[start INFORMATION SHOWN]

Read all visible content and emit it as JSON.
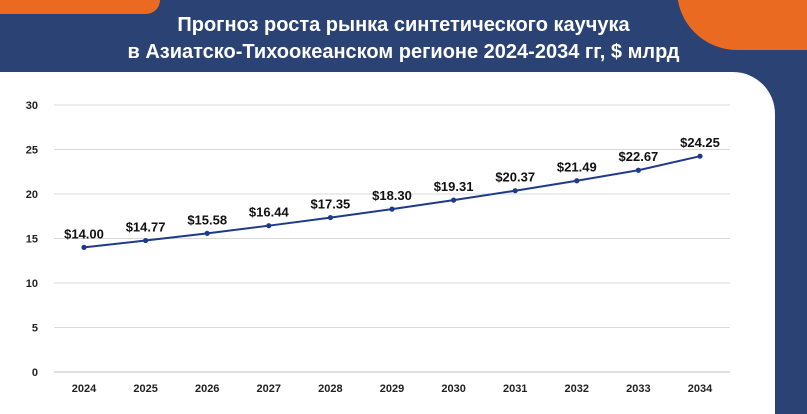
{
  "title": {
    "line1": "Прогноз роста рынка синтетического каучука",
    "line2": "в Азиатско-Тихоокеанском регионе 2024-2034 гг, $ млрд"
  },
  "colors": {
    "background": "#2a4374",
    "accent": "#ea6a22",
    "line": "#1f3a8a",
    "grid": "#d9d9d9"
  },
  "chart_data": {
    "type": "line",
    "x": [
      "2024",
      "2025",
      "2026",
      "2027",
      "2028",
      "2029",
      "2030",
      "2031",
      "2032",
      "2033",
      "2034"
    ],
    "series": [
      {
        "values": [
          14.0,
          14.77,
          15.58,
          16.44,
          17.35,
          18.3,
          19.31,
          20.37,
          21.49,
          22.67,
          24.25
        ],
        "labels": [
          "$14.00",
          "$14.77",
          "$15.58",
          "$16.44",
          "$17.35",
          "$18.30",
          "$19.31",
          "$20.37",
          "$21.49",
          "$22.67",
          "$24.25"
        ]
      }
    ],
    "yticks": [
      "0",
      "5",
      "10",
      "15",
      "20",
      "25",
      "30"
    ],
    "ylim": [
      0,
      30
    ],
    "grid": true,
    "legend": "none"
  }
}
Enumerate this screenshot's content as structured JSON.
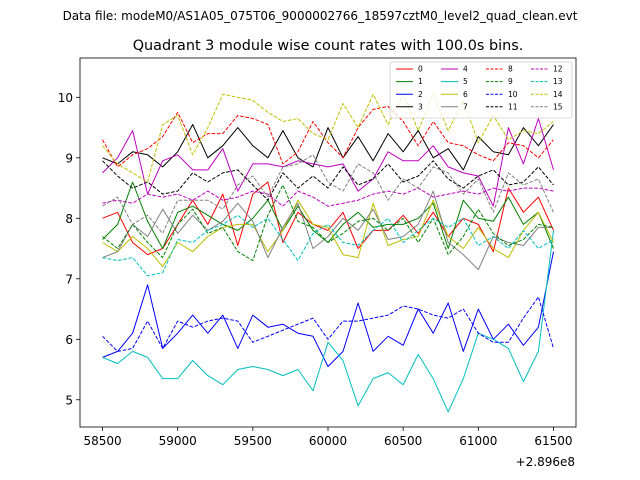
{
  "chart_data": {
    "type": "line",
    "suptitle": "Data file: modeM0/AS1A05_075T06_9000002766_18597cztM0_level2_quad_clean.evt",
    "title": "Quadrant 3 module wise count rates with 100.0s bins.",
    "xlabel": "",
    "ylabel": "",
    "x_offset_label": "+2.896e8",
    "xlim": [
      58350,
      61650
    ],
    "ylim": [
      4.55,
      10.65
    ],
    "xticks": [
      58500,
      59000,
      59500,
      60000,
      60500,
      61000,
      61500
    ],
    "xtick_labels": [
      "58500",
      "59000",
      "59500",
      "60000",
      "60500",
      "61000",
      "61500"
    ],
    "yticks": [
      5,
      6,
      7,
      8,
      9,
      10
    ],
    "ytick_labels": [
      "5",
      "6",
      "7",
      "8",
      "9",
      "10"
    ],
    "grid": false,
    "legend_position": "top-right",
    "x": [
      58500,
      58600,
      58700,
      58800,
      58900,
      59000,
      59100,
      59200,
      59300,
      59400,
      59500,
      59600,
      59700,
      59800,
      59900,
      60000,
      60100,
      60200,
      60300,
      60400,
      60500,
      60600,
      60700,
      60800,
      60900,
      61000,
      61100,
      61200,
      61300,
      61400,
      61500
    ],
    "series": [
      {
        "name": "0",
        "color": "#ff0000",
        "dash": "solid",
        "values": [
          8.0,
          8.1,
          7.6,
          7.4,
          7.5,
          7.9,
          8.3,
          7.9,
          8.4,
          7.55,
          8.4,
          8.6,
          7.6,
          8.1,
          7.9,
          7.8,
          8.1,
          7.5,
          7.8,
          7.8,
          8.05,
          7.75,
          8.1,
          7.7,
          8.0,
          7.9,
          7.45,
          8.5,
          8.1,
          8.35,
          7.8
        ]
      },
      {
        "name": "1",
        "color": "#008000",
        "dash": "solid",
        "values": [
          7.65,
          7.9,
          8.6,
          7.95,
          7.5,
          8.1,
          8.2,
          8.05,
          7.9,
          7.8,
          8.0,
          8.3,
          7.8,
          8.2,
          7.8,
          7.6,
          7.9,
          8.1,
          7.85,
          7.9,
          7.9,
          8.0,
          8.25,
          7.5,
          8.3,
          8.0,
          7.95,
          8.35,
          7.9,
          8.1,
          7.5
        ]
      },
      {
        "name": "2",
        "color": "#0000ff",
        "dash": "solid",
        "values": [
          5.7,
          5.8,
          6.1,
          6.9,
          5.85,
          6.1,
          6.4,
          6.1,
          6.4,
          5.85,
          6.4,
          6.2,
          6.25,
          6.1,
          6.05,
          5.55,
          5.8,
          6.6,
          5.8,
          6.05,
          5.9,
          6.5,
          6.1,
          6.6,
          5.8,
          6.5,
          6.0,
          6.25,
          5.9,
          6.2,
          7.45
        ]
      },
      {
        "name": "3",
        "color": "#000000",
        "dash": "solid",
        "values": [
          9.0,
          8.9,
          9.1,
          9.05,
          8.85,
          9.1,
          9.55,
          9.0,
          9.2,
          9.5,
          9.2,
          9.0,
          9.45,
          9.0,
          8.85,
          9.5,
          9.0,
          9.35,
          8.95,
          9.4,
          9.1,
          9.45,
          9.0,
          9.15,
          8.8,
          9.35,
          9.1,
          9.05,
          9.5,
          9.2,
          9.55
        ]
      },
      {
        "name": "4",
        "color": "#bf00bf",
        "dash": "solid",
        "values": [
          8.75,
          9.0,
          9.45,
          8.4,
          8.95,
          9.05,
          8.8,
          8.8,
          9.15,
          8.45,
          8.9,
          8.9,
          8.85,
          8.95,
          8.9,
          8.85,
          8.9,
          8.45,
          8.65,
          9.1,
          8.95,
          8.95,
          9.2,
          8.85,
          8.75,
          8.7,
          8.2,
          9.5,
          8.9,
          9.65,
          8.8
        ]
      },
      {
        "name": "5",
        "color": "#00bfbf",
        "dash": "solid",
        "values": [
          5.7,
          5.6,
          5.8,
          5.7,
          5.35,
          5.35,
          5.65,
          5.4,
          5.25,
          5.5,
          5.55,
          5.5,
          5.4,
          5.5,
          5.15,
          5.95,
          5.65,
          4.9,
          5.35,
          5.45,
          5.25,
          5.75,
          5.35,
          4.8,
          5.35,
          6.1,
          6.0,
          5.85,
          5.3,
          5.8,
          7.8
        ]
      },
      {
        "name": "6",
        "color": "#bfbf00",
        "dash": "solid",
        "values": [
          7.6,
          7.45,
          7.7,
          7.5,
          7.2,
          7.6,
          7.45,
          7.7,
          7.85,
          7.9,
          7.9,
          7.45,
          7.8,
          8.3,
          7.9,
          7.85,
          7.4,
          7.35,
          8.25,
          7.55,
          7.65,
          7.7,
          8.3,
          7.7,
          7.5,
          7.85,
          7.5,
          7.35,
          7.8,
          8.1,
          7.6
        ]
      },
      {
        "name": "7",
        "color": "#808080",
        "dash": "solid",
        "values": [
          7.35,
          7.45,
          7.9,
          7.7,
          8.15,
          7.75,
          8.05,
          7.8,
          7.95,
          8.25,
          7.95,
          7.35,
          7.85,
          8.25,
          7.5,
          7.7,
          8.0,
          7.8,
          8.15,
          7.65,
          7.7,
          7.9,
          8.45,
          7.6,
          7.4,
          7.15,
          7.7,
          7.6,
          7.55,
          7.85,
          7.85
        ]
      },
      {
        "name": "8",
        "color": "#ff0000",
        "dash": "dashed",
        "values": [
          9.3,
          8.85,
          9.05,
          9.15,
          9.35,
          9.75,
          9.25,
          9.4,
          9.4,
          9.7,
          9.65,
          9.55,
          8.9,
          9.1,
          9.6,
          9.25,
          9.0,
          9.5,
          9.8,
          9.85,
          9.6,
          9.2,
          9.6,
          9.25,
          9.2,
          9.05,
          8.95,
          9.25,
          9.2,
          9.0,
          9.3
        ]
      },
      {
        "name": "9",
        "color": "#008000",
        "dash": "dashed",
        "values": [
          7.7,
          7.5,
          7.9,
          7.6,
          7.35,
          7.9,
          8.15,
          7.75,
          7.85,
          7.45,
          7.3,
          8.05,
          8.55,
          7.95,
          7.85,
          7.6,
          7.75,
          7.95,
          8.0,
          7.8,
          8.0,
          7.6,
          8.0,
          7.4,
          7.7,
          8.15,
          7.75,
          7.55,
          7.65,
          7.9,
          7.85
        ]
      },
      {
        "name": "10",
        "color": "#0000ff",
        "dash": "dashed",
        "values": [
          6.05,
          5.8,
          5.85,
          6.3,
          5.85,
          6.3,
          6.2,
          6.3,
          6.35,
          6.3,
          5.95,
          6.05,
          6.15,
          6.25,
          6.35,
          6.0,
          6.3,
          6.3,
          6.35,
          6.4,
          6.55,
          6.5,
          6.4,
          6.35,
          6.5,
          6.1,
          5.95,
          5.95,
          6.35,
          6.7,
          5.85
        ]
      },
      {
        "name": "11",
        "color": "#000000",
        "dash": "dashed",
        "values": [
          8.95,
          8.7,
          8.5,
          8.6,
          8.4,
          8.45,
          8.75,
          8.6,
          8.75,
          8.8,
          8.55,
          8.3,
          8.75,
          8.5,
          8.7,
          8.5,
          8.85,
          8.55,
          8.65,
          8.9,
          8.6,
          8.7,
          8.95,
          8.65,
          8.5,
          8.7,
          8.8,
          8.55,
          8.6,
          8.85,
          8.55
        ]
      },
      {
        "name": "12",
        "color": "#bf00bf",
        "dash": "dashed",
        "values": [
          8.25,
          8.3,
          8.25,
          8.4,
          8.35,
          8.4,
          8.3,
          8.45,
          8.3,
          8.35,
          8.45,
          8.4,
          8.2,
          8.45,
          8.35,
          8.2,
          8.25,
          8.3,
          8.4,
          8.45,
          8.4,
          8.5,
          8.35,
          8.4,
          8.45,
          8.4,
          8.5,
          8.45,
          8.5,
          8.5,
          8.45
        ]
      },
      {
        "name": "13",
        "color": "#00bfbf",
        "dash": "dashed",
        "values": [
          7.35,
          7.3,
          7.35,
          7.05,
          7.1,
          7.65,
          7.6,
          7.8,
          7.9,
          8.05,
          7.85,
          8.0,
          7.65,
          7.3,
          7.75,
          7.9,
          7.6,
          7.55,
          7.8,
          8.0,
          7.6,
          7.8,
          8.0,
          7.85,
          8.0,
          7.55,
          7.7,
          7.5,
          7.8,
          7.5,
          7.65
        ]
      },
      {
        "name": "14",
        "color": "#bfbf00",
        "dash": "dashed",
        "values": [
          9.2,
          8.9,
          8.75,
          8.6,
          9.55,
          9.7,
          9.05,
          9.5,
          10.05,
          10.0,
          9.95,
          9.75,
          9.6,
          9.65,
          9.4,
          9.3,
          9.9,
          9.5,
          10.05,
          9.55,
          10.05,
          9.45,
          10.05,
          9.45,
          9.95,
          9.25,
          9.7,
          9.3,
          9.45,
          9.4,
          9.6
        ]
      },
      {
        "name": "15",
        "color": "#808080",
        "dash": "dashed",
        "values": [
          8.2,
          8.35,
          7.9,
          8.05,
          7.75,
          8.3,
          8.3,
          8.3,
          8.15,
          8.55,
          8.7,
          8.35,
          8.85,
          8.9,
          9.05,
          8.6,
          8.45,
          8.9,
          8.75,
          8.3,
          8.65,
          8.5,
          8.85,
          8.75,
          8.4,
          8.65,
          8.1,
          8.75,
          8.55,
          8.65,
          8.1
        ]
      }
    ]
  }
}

[end INFORMATION SHOWN]

• WHAT IS REQUIRED:
Track down the lines that include the word "content" and copy them.

• SOLUTION TO THE PROBLEM:
Read all visible content and emit it as JSON.
Enumerate this screenshot's content as structured JSON.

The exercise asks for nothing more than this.